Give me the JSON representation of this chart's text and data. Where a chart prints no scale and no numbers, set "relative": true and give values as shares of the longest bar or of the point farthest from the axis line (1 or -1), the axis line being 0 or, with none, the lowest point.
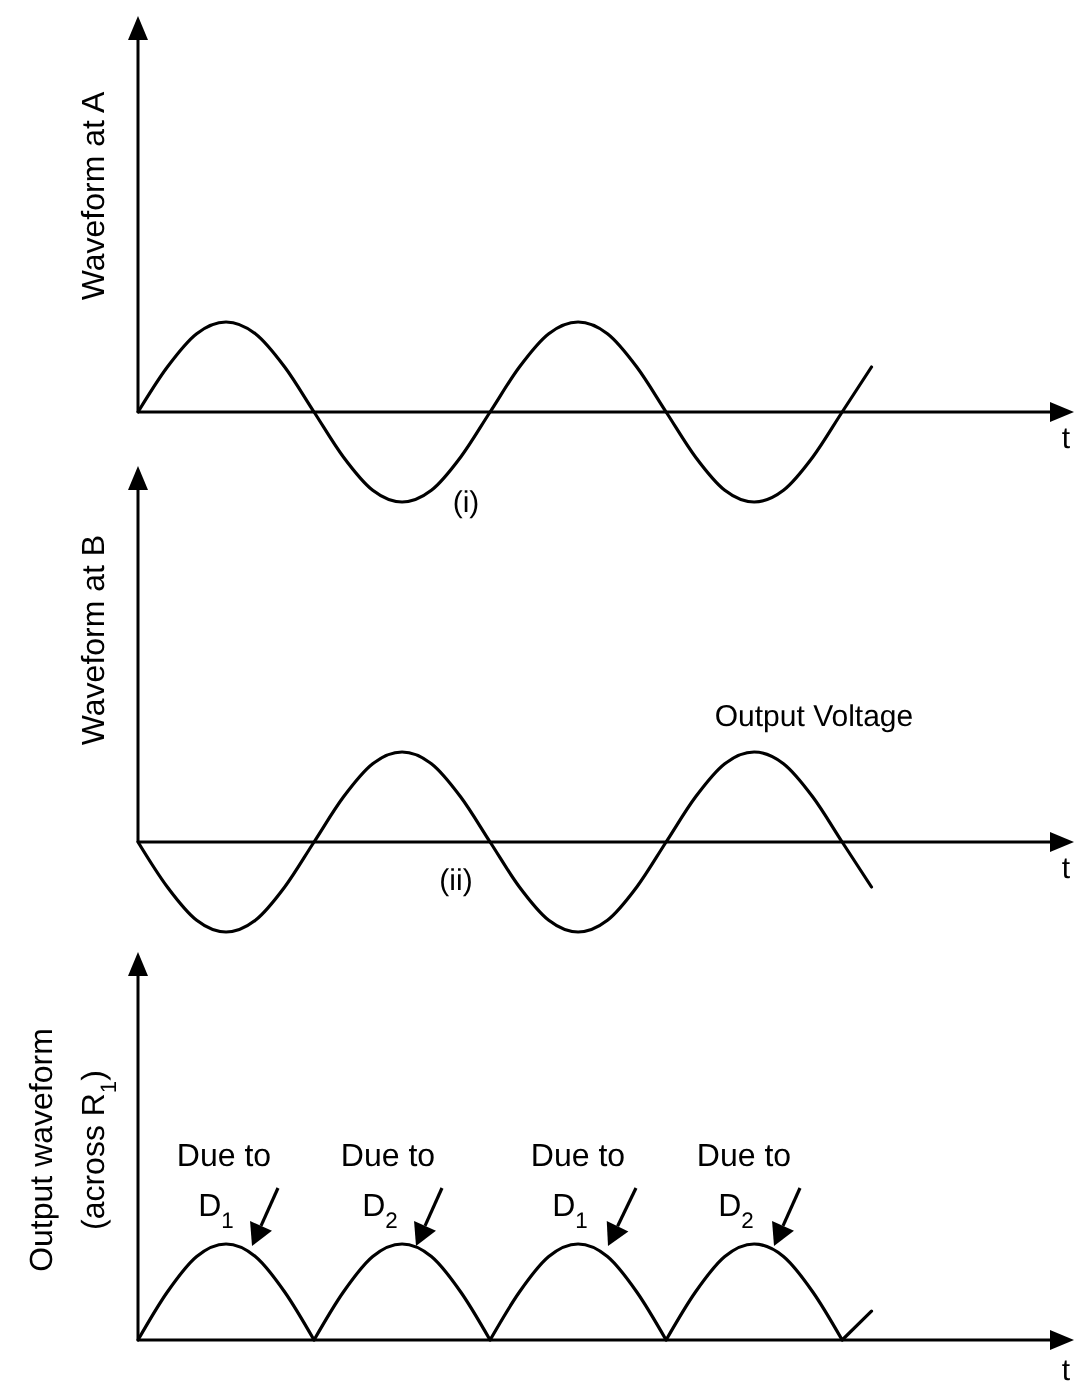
{
  "chart_data": [
    {
      "type": "line",
      "relative": true,
      "ylabel": "Waveform at A",
      "xlabel": "t",
      "categories": [
        null,
        null,
        null,
        null,
        null,
        null,
        null,
        null,
        null,
        null,
        null,
        null,
        null,
        null,
        null,
        null,
        null,
        null,
        null,
        null,
        null,
        null,
        null,
        null,
        null,
        null
      ],
      "series": [
        {
          "color": "#000000",
          "values": [
            0,
            0.5,
            0.87,
            1,
            0.87,
            0.5,
            0,
            -0.5,
            -0.87,
            -1,
            -0.87,
            -0.5,
            0,
            0.5,
            0.87,
            1,
            0.87,
            0.5,
            0,
            -0.5,
            -0.87,
            -1,
            -0.87,
            -0.5,
            0,
            0.5
          ]
        }
      ],
      "annotations": [
        "(i)"
      ]
    },
    {
      "type": "line",
      "relative": true,
      "ylabel": "Waveform at B",
      "xlabel": "t",
      "categories": [
        null,
        null,
        null,
        null,
        null,
        null,
        null,
        null,
        null,
        null,
        null,
        null,
        null,
        null,
        null,
        null,
        null,
        null,
        null,
        null,
        null,
        null,
        null,
        null,
        null,
        null
      ],
      "series": [
        {
          "color": "#000000",
          "values": [
            0,
            -0.5,
            -0.87,
            -1,
            -0.87,
            -0.5,
            0,
            0.5,
            0.87,
            1,
            0.87,
            0.5,
            0,
            -0.5,
            -0.87,
            -1,
            -0.87,
            -0.5,
            0,
            0.5,
            0.87,
            1,
            0.87,
            0.5,
            0,
            -0.5
          ]
        }
      ],
      "annotations": [
        "(ii)",
        "Output Voltage"
      ]
    },
    {
      "type": "line",
      "relative": true,
      "ylabel": "Output waveform\n(across R$_{1}$)",
      "xlabel": "t",
      "categories": [
        null,
        null,
        null,
        null,
        null,
        null,
        null,
        null,
        null,
        null,
        null,
        null,
        null,
        null,
        null,
        null,
        null,
        null,
        null,
        null,
        null,
        null,
        null,
        null,
        null,
        null
      ],
      "series": [
        {
          "color": "#000000",
          "values": [
            0,
            0.5,
            0.87,
            1,
            0.87,
            0.5,
            0,
            0.5,
            0.87,
            1,
            0.87,
            0.5,
            0,
            0.5,
            0.87,
            1,
            0.87,
            0.5,
            0,
            0.5,
            0.87,
            1,
            0.87,
            0.5,
            0,
            0.3
          ]
        }
      ],
      "annotations": [
        "Due to\nD$_{1}$",
        "Due to\nD$_{2}$",
        "Due to\nD$_{1}$",
        "Due to\nD$_{2}$"
      ]
    }
  ]
}
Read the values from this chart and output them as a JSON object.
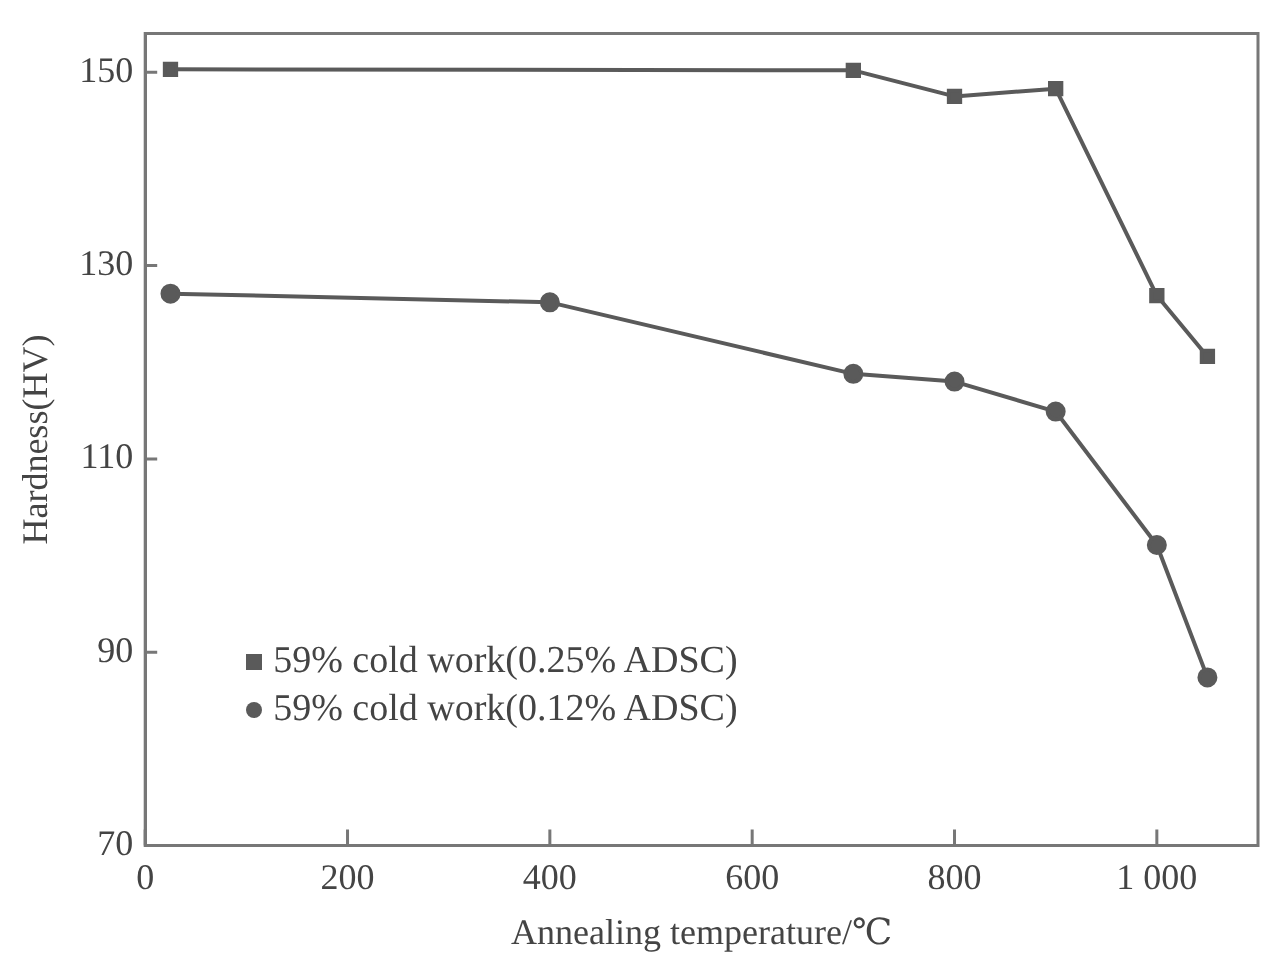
{
  "chart_data": {
    "type": "line",
    "xlabel": "Annealing temperature/℃",
    "ylabel": "Hardness(HV)",
    "xlim": [
      0,
      1100
    ],
    "xticks": [
      0,
      200,
      400,
      600,
      800,
      {
        "value": 1000,
        "label": "1 000"
      }
    ],
    "ylim": [
      70,
      154
    ],
    "yticks": [
      70,
      90,
      110,
      130,
      150
    ],
    "grid": false,
    "legend": "bottom left",
    "line_style": "solid",
    "series": [
      {
        "name": "59% cold work(0.25% ADSC)",
        "color": "#5a5a5a",
        "marker": "square",
        "x": [
          25,
          700,
          800,
          900,
          1000,
          1050
        ],
        "values": [
          150.3,
          150.2,
          147.5,
          148.3,
          126.9,
          120.6
        ]
      },
      {
        "name": "59% cold work(0.12% ADSC)",
        "color": "#5a5a5a",
        "marker": "circle",
        "x": [
          25,
          400,
          700,
          800,
          900,
          1000,
          1050
        ],
        "values": [
          127.1,
          126.2,
          118.8,
          118,
          114.9,
          101.1,
          87.4
        ]
      }
    ]
  }
}
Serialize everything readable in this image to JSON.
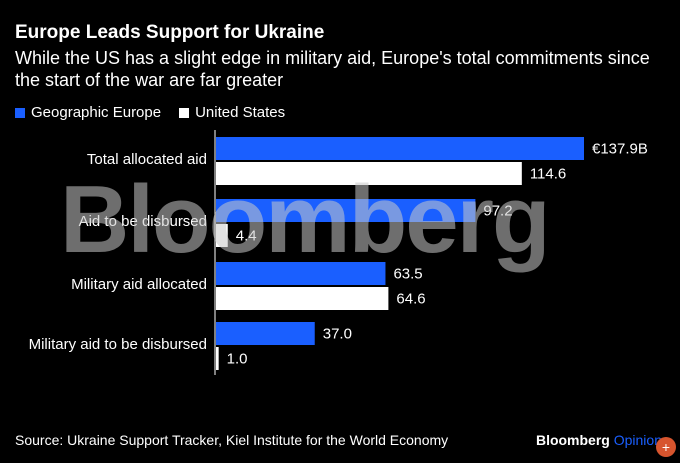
{
  "title": "Europe Leads Support for Ukraine",
  "subtitle": "While the US has a slight edge in military aid, Europe's total commitments since the start of the war are far greater",
  "legend": [
    "Geographic Europe",
    "United States"
  ],
  "source": "Source: Ukraine Support Tracker, Kiel Institute for the World Economy",
  "brand": {
    "name": "Bloomberg",
    "suffix": "Opinion"
  },
  "watermark": "Bloomberg",
  "colors": {
    "europe": "#1a5fff",
    "us": "#ffffff",
    "background": "#000000"
  },
  "icons": {
    "zoom": "zoom-in-icon"
  },
  "chart_data": {
    "type": "bar",
    "orientation": "horizontal",
    "categories": [
      "Total allocated aid",
      "Aid to be disbursed",
      "Military aid allocated",
      "Military aid to be disbursed"
    ],
    "series": [
      {
        "name": "Geographic Europe",
        "values": [
          137.9,
          97.2,
          63.5,
          37.0
        ],
        "labels": [
          "€137.9B",
          "97.2",
          "63.5",
          "37.0"
        ],
        "color": "#1a5fff"
      },
      {
        "name": "United States",
        "values": [
          114.6,
          4.4,
          64.6,
          1.0
        ],
        "labels": [
          "114.6",
          "4.4",
          "64.6",
          "1.0"
        ],
        "color": "#ffffff"
      }
    ],
    "xlim": [
      0,
      137.9
    ],
    "grid": false,
    "legend_position": "top-left"
  }
}
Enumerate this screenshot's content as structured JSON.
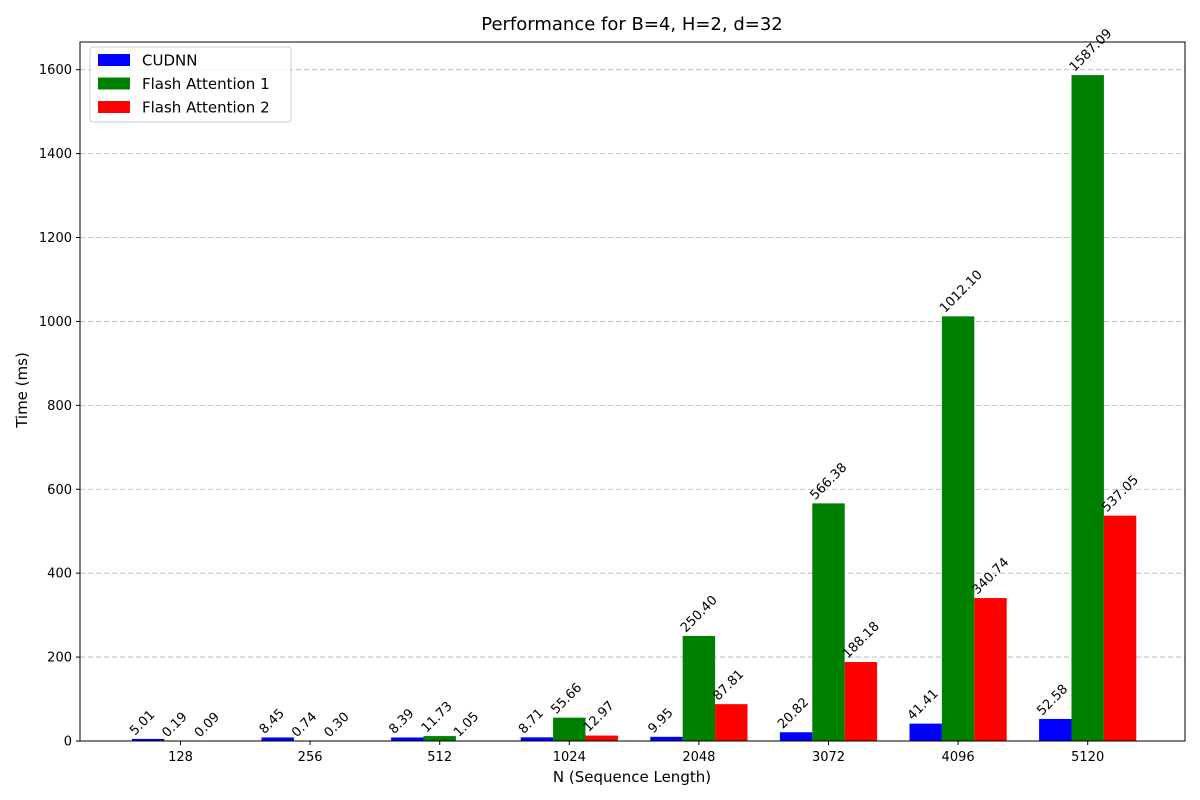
{
  "chart_data": {
    "type": "bar",
    "title": "Performance for B=4, H=2, d=32",
    "xlabel": "N (Sequence Length)",
    "ylabel": "Time (ms)",
    "categories": [
      "128",
      "256",
      "512",
      "1024",
      "2048",
      "3072",
      "4096",
      "5120"
    ],
    "ylim": [
      0,
      1666
    ],
    "yticks": [
      0,
      200,
      400,
      600,
      800,
      1000,
      1200,
      1400,
      1600
    ],
    "grid": "y-dashed",
    "legend_position": "top-left",
    "series": [
      {
        "name": "CUDNN",
        "color": "#0000ff",
        "values": [
          5.01,
          8.45,
          8.39,
          8.71,
          9.95,
          20.82,
          41.41,
          52.58
        ],
        "labels": [
          "5.01",
          "8.45",
          "8.39",
          "8.71",
          "9.95",
          "20.82",
          "41.41",
          "52.58"
        ]
      },
      {
        "name": "Flash Attention 1",
        "color": "#008000",
        "values": [
          0.19,
          0.74,
          11.73,
          55.66,
          250.4,
          566.38,
          1012.1,
          1587.09
        ],
        "labels": [
          "0.19",
          "0.74",
          "11.73",
          "55.66",
          "250.40",
          "566.38",
          "1012.10",
          "1587.09"
        ]
      },
      {
        "name": "Flash Attention 2",
        "color": "#ff0000",
        "values": [
          0.09,
          0.3,
          1.05,
          12.97,
          87.81,
          188.18,
          340.74,
          537.05
        ],
        "labels": [
          "0.09",
          "0.30",
          "1.05",
          "12.97",
          "87.81",
          "188.18",
          "340.74",
          "537.05"
        ]
      }
    ]
  }
}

....................

List all lines above in which the string "allocated" appears.

      "Total allocated aid",
      "Military aid allocated",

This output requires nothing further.